**Short task:**
Each line containing the word "object" must be collected.

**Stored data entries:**
============

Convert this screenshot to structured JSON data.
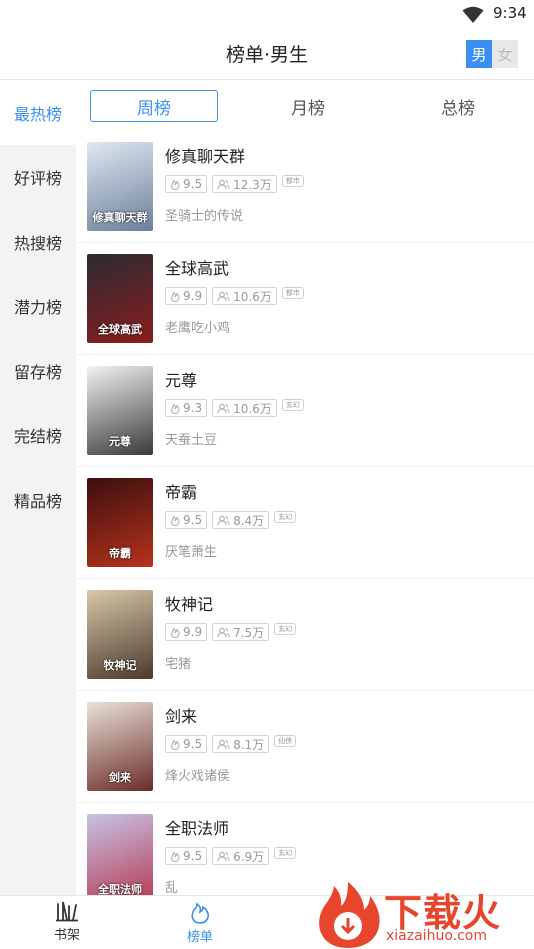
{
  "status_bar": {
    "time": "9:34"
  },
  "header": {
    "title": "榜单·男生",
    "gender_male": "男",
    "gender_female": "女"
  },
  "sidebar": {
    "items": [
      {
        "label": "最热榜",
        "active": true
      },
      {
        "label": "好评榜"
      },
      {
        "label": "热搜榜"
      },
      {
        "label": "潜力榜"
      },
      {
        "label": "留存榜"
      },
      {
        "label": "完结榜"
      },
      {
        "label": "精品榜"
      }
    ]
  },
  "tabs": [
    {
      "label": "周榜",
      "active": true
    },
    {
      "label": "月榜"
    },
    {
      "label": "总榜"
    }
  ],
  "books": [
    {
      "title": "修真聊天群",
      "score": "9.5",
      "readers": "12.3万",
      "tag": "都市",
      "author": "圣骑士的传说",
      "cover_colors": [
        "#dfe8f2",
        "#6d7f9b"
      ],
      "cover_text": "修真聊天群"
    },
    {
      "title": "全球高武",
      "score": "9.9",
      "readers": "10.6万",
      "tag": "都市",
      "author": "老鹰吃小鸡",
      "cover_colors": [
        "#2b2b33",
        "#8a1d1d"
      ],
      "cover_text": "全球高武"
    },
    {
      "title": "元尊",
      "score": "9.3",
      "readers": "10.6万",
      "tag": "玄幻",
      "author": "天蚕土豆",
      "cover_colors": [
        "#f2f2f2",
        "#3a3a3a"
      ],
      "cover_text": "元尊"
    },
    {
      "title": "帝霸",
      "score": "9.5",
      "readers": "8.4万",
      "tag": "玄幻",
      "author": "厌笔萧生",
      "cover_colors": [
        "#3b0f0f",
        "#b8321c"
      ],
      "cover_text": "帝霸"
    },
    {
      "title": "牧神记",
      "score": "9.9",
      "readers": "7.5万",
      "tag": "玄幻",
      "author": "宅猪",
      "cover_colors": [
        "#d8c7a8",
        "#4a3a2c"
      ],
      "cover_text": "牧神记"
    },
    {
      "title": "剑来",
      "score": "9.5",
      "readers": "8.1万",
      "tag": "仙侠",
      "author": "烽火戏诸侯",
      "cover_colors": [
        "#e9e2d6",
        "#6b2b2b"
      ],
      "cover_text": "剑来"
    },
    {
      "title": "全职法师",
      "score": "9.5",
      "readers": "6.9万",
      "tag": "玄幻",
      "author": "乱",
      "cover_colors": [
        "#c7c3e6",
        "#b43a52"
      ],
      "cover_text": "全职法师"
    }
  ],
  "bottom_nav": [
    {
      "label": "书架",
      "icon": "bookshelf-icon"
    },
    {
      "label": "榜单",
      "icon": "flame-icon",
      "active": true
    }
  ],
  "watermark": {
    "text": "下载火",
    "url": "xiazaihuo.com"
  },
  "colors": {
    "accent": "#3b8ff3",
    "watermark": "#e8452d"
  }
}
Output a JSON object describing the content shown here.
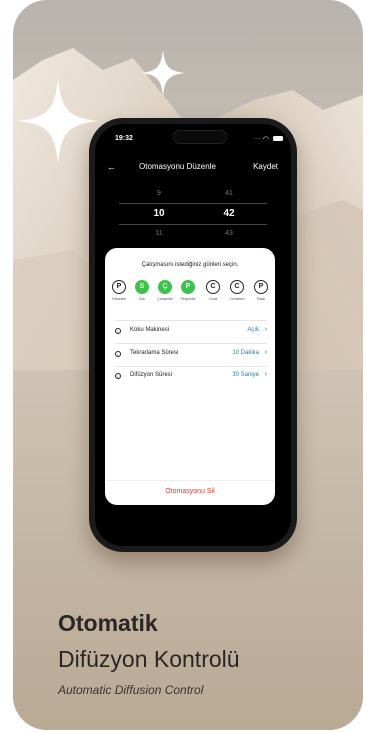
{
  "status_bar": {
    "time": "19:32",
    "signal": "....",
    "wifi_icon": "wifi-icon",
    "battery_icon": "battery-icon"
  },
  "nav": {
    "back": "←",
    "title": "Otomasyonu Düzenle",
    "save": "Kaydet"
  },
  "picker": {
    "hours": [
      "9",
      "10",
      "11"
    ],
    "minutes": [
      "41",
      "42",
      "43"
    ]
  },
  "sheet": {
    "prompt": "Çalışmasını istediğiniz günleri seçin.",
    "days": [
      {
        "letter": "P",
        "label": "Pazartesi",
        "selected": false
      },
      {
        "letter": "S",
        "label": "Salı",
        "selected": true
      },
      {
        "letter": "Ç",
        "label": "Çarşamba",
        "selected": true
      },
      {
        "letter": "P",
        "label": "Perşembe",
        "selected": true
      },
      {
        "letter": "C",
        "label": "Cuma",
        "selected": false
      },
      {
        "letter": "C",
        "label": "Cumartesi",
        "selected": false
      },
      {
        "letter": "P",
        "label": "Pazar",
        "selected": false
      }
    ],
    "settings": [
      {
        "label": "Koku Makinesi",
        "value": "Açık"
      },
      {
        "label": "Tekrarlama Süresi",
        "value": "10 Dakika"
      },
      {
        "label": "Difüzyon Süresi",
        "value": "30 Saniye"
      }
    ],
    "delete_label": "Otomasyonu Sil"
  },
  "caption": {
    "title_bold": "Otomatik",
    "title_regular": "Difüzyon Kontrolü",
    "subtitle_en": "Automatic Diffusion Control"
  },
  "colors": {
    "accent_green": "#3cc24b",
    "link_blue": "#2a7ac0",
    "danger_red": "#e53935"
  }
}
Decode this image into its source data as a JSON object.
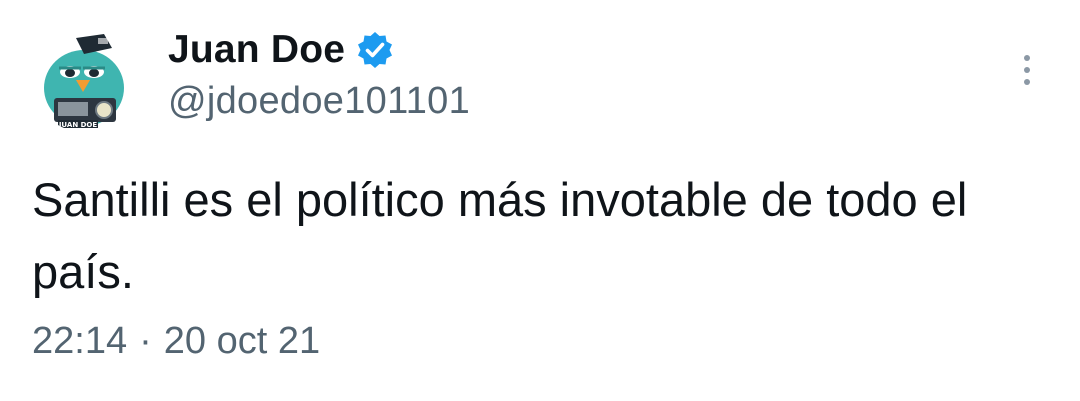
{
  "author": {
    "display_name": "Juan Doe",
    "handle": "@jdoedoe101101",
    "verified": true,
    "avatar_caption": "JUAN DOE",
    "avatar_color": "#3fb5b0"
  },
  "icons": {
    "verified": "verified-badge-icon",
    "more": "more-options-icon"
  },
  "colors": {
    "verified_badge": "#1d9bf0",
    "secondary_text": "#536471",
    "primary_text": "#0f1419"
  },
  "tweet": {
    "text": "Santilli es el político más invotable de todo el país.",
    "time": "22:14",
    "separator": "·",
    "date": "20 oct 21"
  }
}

============

**Reply to the task:**
Output a JSON object describing the content shown here.
Decode this image into its source data as a JSON object.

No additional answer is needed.